Directions
Return the complete listing that follows, with each line reproduced exactly.

Saved entries
========================

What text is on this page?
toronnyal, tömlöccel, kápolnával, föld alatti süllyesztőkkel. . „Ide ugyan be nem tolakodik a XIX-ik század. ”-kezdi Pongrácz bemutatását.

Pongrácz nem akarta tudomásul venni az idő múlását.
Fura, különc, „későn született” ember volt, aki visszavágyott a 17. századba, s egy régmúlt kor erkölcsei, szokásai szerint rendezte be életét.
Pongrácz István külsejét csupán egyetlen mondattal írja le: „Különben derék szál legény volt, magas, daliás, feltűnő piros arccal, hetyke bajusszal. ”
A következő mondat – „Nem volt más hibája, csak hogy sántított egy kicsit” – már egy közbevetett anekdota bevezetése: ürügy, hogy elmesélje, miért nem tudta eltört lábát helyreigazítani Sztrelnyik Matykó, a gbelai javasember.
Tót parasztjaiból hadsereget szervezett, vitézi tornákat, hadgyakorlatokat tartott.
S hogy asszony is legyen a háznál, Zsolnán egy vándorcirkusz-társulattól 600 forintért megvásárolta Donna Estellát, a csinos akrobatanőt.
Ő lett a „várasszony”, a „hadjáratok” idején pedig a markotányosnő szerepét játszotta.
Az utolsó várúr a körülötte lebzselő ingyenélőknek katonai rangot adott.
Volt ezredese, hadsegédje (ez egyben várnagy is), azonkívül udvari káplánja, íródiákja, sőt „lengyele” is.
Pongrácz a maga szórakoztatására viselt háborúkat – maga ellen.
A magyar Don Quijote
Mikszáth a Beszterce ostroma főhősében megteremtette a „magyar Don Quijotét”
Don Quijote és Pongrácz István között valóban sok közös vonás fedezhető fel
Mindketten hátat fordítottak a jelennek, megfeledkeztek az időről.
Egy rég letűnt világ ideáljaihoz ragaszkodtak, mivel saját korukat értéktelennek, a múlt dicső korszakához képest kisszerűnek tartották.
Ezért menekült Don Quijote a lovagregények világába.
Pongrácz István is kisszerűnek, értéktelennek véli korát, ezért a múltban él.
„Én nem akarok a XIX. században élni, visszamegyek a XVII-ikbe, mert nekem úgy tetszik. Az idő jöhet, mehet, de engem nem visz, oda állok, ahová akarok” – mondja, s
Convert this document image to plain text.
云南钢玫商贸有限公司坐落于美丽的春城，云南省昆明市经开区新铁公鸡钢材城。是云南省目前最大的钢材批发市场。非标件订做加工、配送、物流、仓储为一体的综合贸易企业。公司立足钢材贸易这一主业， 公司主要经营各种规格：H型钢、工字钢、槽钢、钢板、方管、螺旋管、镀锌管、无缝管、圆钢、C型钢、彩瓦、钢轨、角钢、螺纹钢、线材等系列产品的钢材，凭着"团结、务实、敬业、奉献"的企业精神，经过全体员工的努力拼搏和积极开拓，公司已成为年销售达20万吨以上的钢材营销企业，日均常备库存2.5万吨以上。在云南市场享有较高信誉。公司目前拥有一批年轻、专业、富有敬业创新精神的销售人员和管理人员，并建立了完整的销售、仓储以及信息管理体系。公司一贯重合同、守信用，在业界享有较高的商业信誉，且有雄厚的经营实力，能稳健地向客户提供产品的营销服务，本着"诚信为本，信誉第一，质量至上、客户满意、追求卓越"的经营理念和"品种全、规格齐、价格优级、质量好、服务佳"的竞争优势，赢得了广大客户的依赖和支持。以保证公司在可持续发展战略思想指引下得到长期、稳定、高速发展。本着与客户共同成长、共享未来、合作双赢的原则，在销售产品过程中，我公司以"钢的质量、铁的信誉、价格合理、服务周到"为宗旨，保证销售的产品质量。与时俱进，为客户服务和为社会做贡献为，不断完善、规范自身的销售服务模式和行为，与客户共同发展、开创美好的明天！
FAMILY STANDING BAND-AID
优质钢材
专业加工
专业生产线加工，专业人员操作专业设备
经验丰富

========================

Task solution
What text is on this page?
toronnyal, tömlöccel, kápolnával, föld alatti süllyesztőkkel. . „Ide ugyan be nem tolakodik a XIX-ik század. ”-kezdi Pongrácz bemutatását.

Pongrácz nem akarta tudomásul venni az idő múlását.
Fura, különc, „későn született” ember volt, aki visszavágyott a 17. századba, s egy régmúlt kor erkölcsei, szokásai szerint rendezte be életét.
Pongrácz István külsejét csupán egyetlen mondattal írja le: „Különben derék szál legény volt, magas, daliás, feltűnő piros arccal, hetyke bajusszal. ”
A következő mondat – „Nem volt más hibája, csak hogy sántított egy kicsit” – már egy közbevetett anekdota bevezetése: ürügy, hogy elmesélje, miért nem tudta eltört lábát helyreigazítani Sztrelnyik Matykó, a gbelai javasember.
Tót parasztjaiból hadsereget szervezett, vitézi tornákat, hadgyakorlatokat tartott.
S hogy asszony is legyen a háznál, Zsolnán egy vándorcirkusz-társulattól 600 forintért megvásárolta Donna Estellát, a csinos akrobatanőt.
Ő lett a „várasszony”, a „hadjáratok” idején pedig a markotányosnő szerepét játszotta.
Az utolsó várúr a körülötte lebzselő ingyenélőknek katonai rangot adott.
Volt ezredese, hadsegédje (ez egyben várnagy is), azonkívül udvari káplánja, íródiákja, sőt „lengyele” is.
Pongrácz a maga szórakoztatására viselt háborúkat – maga ellen.
A magyar Don Quijote
Mikszáth a Beszterce ostroma főhősében megteremtette a „magyar Don Quijotét”
Don Quijote és Pongrácz István között valóban sok közös vonás fedezhető fel
Mindketten hátat fordítottak a jelennek, megfeledkeztek az időről.
Egy rég letűnt világ ideáljaihoz ragaszkodtak, mivel saját korukat értéktelennek, a múlt dicső korszakához képest kisszerűnek tartották.
Ezért menekült Don Quijote a lovagregények világába.
Pongrácz István is kisszerűnek, értéktelennek véli korát, ezért a múltban él.
„Én nem akarok a XIX. században élni, visszamegyek a XVII-ikbe, mert nekem úgy tetszik. Az idő jöhet, mehet, de engem nem visz, oda állok, ahová akarok” – mondja, s
Convert this document image to plain text.
云南钢玫商贸有限公司坐落于美丽的春城，云南省昆明市经开区新铁公鸡钢材城。是云南省目前最大的钢材批发市场。非标件订做加工、配送、物流、仓储为一体的综合贸易企业。公司立足钢材贸易这一主业， 公司主要经营各种规格：H型钢、工字钢、槽钢、钢板、方管、螺旋管、镀锌管、无缝管、圆钢、C型钢、彩瓦、钢轨、角钢、螺纹钢、线材等系列产品的钢材，凭着"团结、务实、敬业、奉献"的企业精神，经过全体员工的努力拼搏和积极开拓，公司已成为年销售达20万吨以上的钢材营销企业，日均常备库存2.5万吨以上。在云南市场享有较高信誉。公司目前拥有一批年轻、专业、富有敬业创新精神的销售人员和管理人员，并建立了完整的销售、仓储以及信息管理体系。公司一贯重合同、守信用，在业界享有较高的商业信誉，且有雄厚的经营实力，能稳健地向客户提供产品的营销服务，本着"诚信为本，信誉第一，质量至上、客户满意、追求卓越"的经营理念和"品种全、规格齐、价格优级、质量好、服务佳"的竞争优势，赢得了广大客户的依赖和支持。以保证公司在可持续发展战略思想指引下得到长期、稳定、高速发展。本着与客户共同成长、共享未来、合作双赢的原则，在销售产品过程中，我公司以"钢的质量、铁的信誉、价格合理、服务周到"为宗旨，保证销售的产品质量。与时俱进，为客户服务和为社会做贡献为，不断完善、规范自身的销售服务模式和行为，与客户共同发展、开创美好的明天！
FAMILY STANDING BAND-AID
优质钢材
专业加工
专业生产线加工，专业人员操作专业设备
经验丰富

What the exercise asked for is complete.